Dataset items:
↓

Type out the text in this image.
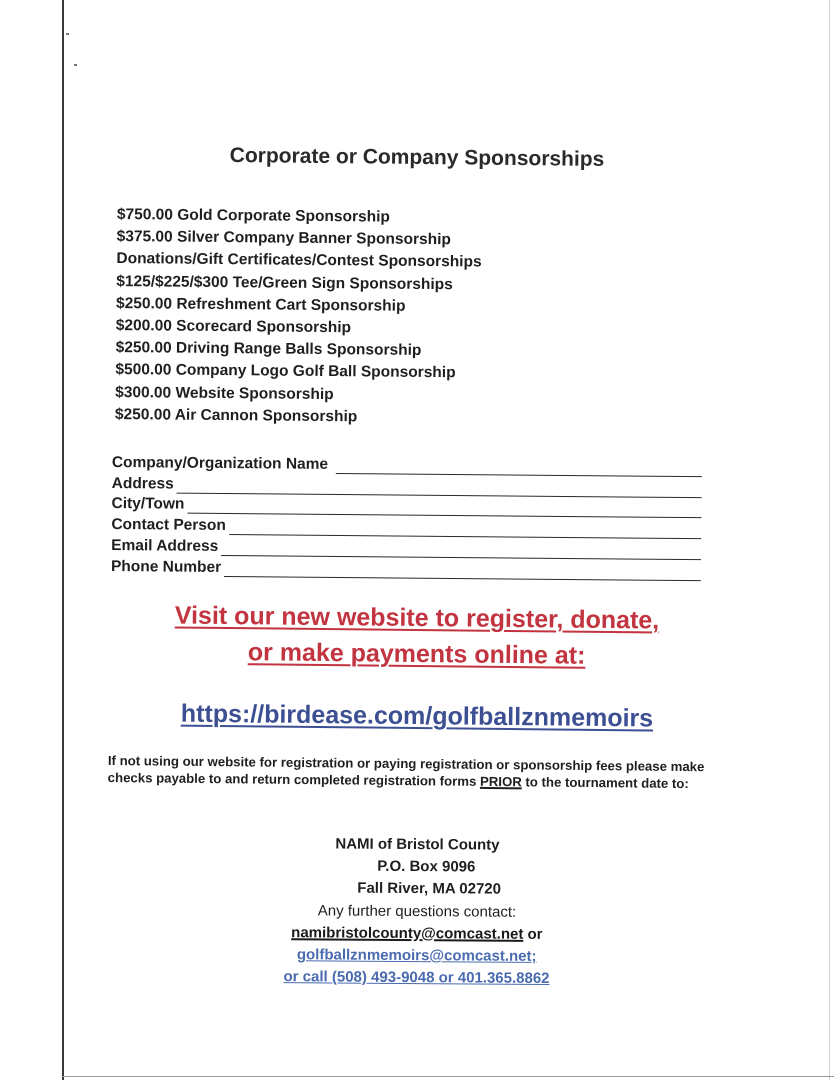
Corporate or Company Sponsorships
$750.00 Gold Corporate Sponsorship
$375.00 Silver Company Banner Sponsorship
Donations/Gift Certificates/Contest Sponsorships
$125/$225/$300 Tee/Green Sign Sponsorships
$250.00 Refreshment Cart Sponsorship
$200.00 Scorecard Sponsorship
$250.00 Driving Range Balls Sponsorship
$500.00 Company Logo Golf Ball Sponsorship
$300.00 Website Sponsorship
$250.00 Air Cannon Sponsorship
Company/Organization Name
Address
City/Town
Contact Person
Email Address
Phone Number
Visit our new website to register, donate,
or make payments online at:
https://birdease.com/golfballznmemoirs

If not using our website for registration or paying registration or sponsorship fees please make checks payable to and return completed registration forms PRIOR to the tournament date to:

NAMI of Bristol County
P.O. Box 9096
Fall River, MA 02720
Any further questions contact:
namibristolcounty@comcast.net or
golfballznmemoirs@comcast.net;
or call (508) 493-9048 or 401.365.8862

↑

OBJECTIVE:
Return all the entries word for word, but omit any pictures they contain.

WRITTEN RESPONSE:
Type out the text in this image.
Corporate or Company Sponsorships
$750.00 Gold Corporate Sponsorship
$375.00 Silver Company Banner Sponsorship
Donations/Gift Certificates/Contest Sponsorships
$125/$225/$300 Tee/Green Sign Sponsorships
$250.00 Refreshment Cart Sponsorship
$200.00 Scorecard Sponsorship
$250.00 Driving Range Balls Sponsorship
$500.00 Company Logo Golf Ball Sponsorship
$300.00 Website Sponsorship
$250.00 Air Cannon Sponsorship
Company/Organization Name
Address
City/Town
Contact Person
Email Address
Phone Number
Visit our new website to register, donate,
or make payments online at:
https://birdease.com/golfballznmemoirs

If not using our website for registration or paying registration or sponsorship fees please make checks payable to and return completed registration forms PRIOR to the tournament date to:

NAMI of Bristol County
P.O. Box 9096
Fall River, MA 02720
Any further questions contact:
namibristolcounty@comcast.net or
golfballznmemoirs@comcast.net;
or call (508) 493-9048 or 401.365.8862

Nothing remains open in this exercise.